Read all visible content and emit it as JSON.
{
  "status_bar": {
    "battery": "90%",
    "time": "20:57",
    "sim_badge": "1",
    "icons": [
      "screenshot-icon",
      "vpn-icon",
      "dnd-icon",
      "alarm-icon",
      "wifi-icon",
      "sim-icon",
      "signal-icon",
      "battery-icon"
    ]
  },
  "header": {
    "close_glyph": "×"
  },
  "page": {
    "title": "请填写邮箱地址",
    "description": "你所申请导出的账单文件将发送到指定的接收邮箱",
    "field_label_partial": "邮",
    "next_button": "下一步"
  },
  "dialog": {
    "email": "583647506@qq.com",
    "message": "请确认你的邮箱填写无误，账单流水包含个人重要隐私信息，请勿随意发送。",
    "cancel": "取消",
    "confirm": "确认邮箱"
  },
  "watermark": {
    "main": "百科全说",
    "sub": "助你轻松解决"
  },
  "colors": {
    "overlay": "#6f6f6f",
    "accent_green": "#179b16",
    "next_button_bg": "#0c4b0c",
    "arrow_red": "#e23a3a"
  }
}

* PROBLEM DETAILS *
Using the exact wording, write out all of the records.

* FINAL RESULT *
Read all visible content and emit it as JSON.
{
  "status_bar": {
    "battery": "90%",
    "time": "20:57",
    "sim_badge": "1",
    "icons": [
      "screenshot-icon",
      "vpn-icon",
      "dnd-icon",
      "alarm-icon",
      "wifi-icon",
      "sim-icon",
      "signal-icon",
      "battery-icon"
    ]
  },
  "header": {
    "close_glyph": "×"
  },
  "page": {
    "title": "请填写邮箱地址",
    "description": "你所申请导出的账单文件将发送到指定的接收邮箱",
    "field_label_partial": "邮",
    "next_button": "下一步"
  },
  "dialog": {
    "email": "583647506@qq.com",
    "message": "请确认你的邮箱填写无误，账单流水包含个人重要隐私信息，请勿随意发送。",
    "cancel": "取消",
    "confirm": "确认邮箱"
  },
  "watermark": {
    "main": "百科全说",
    "sub": "助你轻松解决"
  },
  "colors": {
    "overlay": "#6f6f6f",
    "accent_green": "#179b16",
    "next_button_bg": "#0c4b0c",
    "arrow_red": "#e23a3a"
  }
}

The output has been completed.